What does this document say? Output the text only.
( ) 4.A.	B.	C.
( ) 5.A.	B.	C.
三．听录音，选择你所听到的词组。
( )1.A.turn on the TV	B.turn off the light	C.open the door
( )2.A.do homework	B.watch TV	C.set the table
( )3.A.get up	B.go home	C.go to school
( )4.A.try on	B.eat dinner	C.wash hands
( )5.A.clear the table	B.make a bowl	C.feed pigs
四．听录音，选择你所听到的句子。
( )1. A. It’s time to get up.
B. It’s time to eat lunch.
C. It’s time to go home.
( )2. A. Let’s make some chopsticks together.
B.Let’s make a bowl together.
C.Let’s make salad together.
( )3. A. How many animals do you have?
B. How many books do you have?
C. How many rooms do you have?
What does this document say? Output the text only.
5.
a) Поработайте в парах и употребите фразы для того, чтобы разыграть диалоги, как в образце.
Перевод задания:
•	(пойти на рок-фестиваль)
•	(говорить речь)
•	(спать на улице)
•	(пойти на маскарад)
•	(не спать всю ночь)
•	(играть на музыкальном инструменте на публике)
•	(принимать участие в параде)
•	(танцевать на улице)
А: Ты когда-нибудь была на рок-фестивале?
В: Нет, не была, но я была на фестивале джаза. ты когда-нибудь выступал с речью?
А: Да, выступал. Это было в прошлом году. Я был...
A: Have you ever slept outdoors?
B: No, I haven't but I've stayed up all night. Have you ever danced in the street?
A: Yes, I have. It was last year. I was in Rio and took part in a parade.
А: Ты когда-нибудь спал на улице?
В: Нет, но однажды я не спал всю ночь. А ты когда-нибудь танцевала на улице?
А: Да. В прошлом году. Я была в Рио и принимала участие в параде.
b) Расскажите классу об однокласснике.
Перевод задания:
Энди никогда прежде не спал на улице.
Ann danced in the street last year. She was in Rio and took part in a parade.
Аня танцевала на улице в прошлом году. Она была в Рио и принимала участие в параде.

○ ○ ○ ○

◆ Directions for this task ◆
Transcribe all of the lines in the records precisely.

◆ Full output ◆
What does this document say? Output the text only.
( ) 4.A.	B.	C.
( ) 5.A.	B.	C.
三．听录音，选择你所听到的词组。
( )1.A.turn on the TV	B.turn off the light	C.open the door
( )2.A.do homework	B.watch TV	C.set the table
( )3.A.get up	B.go home	C.go to school
( )4.A.try on	B.eat dinner	C.wash hands
( )5.A.clear the table	B.make a bowl	C.feed pigs
四．听录音，选择你所听到的句子。
( )1. A. It’s time to get up.
B. It’s time to eat lunch.
C. It’s time to go home.
( )2. A. Let’s make some chopsticks together.
B.Let’s make a bowl together.
C.Let’s make salad together.
( )3. A. How many animals do you have?
B. How many books do you have?
C. How many rooms do you have?
What does this document say? Output the text only.
5.
a) Поработайте в парах и употребите фразы для того, чтобы разыграть диалоги, как в образце.
Перевод задания:
•	(пойти на рок-фестиваль)
•	(говорить речь)
•	(спать на улице)
•	(пойти на маскарад)
•	(не спать всю ночь)
•	(играть на музыкальном инструменте на публике)
•	(принимать участие в параде)
•	(танцевать на улице)
А: Ты когда-нибудь была на рок-фестивале?
В: Нет, не была, но я была на фестивале джаза. ты когда-нибудь выступал с речью?
А: Да, выступал. Это было в прошлом году. Я был...
A: Have you ever slept outdoors?
B: No, I haven't but I've stayed up all night. Have you ever danced in the street?
A: Yes, I have. It was last year. I was in Rio and took part in a parade.
А: Ты когда-нибудь спал на улице?
В: Нет, но однажды я не спал всю ночь. А ты когда-нибудь танцевала на улице?
А: Да. В прошлом году. Я была в Рио и принимала участие в параде.
b) Расскажите классу об однокласснике.
Перевод задания:
Энди никогда прежде не спал на улице.
Ann danced in the street last year. She was in Rio and took part in a parade.
Аня танцевала на улице в прошлом году. Она была в Рио и принимала участие в параде.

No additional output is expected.